YOUR GOAL: Reproduce verbatim the material from its beginning up to and including the line that contains "The upper passage 122c is at (343, 305).", and leave the pictures out of your answer.

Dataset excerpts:
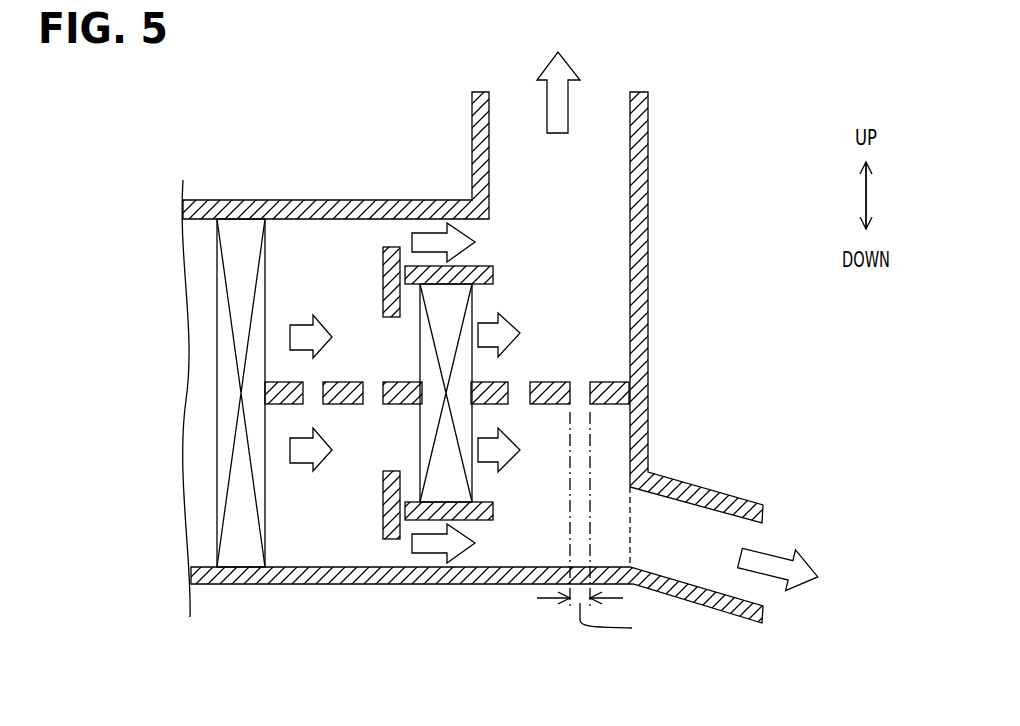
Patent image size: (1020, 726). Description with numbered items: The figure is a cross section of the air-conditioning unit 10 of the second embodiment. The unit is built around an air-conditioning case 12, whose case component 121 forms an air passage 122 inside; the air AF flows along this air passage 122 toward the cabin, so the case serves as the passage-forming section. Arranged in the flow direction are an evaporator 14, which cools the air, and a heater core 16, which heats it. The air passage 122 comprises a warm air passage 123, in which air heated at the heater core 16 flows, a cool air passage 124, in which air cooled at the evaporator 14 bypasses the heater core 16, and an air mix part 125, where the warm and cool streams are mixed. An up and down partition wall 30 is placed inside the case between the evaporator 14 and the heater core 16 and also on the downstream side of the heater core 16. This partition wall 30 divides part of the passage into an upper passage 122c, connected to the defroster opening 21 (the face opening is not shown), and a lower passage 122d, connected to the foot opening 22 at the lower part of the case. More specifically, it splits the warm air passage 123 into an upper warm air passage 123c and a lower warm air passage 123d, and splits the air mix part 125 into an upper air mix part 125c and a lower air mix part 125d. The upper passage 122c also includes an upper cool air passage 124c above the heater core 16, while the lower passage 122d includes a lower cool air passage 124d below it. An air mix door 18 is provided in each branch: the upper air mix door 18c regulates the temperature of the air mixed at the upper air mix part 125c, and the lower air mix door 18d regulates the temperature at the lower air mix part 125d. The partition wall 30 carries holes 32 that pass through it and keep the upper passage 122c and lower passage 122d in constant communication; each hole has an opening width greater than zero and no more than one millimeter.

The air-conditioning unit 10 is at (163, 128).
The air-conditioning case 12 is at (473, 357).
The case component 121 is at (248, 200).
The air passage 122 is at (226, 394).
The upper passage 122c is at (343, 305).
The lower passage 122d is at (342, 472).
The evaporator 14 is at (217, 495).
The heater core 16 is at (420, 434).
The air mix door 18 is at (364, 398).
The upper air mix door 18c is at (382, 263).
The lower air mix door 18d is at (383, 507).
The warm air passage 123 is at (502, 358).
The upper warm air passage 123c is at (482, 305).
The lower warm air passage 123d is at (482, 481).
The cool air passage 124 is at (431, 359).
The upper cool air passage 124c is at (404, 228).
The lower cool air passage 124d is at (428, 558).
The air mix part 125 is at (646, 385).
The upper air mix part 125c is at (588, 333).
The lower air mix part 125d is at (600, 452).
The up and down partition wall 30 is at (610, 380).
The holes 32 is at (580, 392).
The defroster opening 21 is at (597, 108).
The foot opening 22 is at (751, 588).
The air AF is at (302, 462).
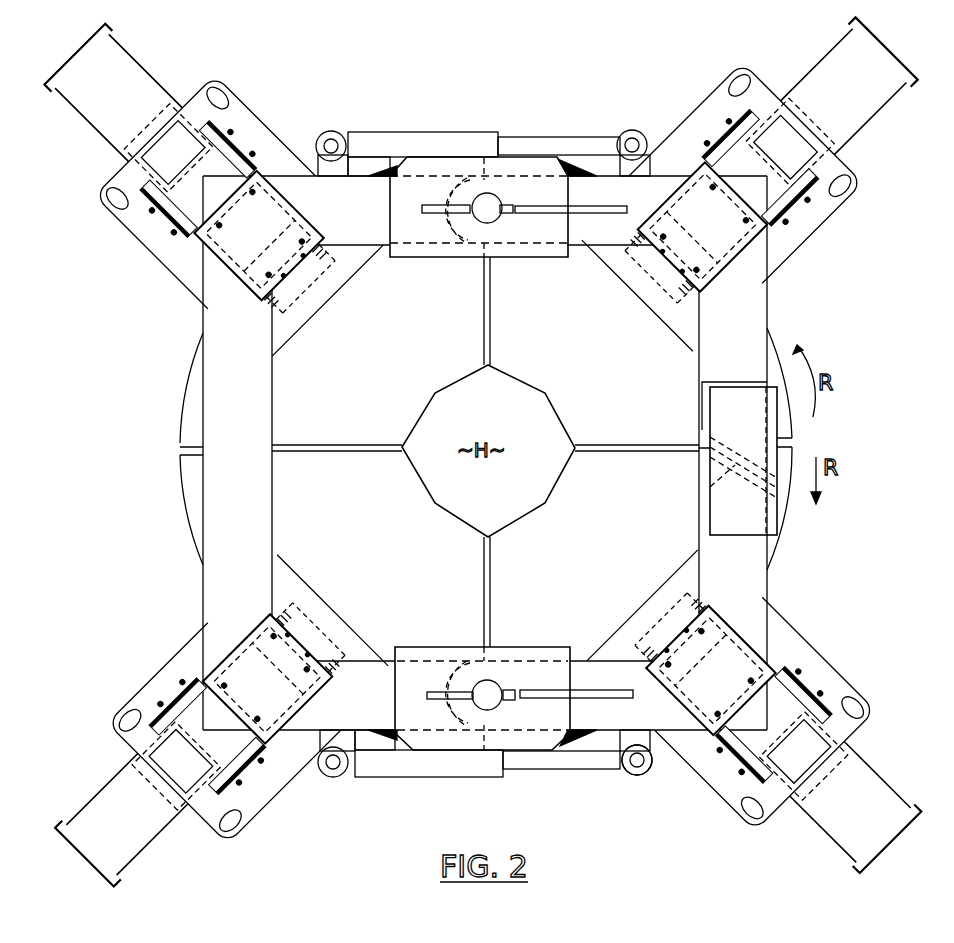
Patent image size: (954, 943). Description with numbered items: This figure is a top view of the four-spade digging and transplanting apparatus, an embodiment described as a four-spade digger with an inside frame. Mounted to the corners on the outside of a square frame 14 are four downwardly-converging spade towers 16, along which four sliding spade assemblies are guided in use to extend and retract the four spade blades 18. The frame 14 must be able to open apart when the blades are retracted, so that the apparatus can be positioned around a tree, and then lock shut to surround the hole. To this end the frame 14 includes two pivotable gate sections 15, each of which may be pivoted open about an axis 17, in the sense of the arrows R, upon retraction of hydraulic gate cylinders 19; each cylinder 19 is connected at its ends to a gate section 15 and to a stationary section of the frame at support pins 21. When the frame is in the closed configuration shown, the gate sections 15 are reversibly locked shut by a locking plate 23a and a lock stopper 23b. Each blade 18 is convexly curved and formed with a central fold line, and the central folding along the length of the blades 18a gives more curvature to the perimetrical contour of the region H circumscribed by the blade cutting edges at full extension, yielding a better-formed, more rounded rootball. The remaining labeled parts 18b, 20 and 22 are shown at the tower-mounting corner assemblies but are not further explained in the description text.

FINAL RESULT:
Patent image size: (1020, 726). Description with numbered items: The figure is a cross section of the air-conditioning unit 10 of the second embodiment. The unit is built around an air-conditioning case 12, whose case component 121 forms an air passage 122 inside; the air AF flows along this air passage 122 toward the cabin, so the case serves as the passage-forming section. Arranged in the flow direction are an evaporator 14, which cools the air, and a heater core 16, which heats it. The air passage 122 comprises a warm air passage 123, in which air heated at the heater core 16 flows, a cool air passage 124, in which air cooled at the evaporator 14 bypasses the heater core 16, and an air mix part 125, where the warm and cool streams are mixed. An up and down partition wall 30 is placed inside the case between the evaporator 14 and the heater core 16 and also on the downstream side of the heater core 16. This partition wall 30 divides part of the passage into an upper passage 122c, connected to the defroster opening 21 (the face opening is not shown), and a lower passage 122d, connected to the foot opening 22 at the lower part of the case. More specifically, it splits the warm air passage 123 into an upper warm air passage 123c and a lower warm air passage 123d, and splits the air mix part 125 into an upper air mix part 125c and a lower air mix part 125d. The upper passage 122c also includes an upper cool air passage 124c above the heater core 16, while the lower passage 122d includes a lower cool air passage 124d below it. An air mix door 18 is provided in each branch: the upper air mix door 18c regulates the temperature of the air mixed at the upper air mix part 125c, and the lower air mix door 18d regulates the temperature at the lower air mix part 125d. The partition wall 30 carries holes 32 that pass through it and keep the upper passage 122c and lower passage 122d in constant communication; each hole has an opening width greater than zero and no more than one millimeter.

The air-conditioning unit 10 is at (163, 128).
The air-conditioning case 12 is at (473, 357).
The case component 121 is at (248, 200).
The air passage 122 is at (226, 394).
The upper passage 122c is at (343, 305).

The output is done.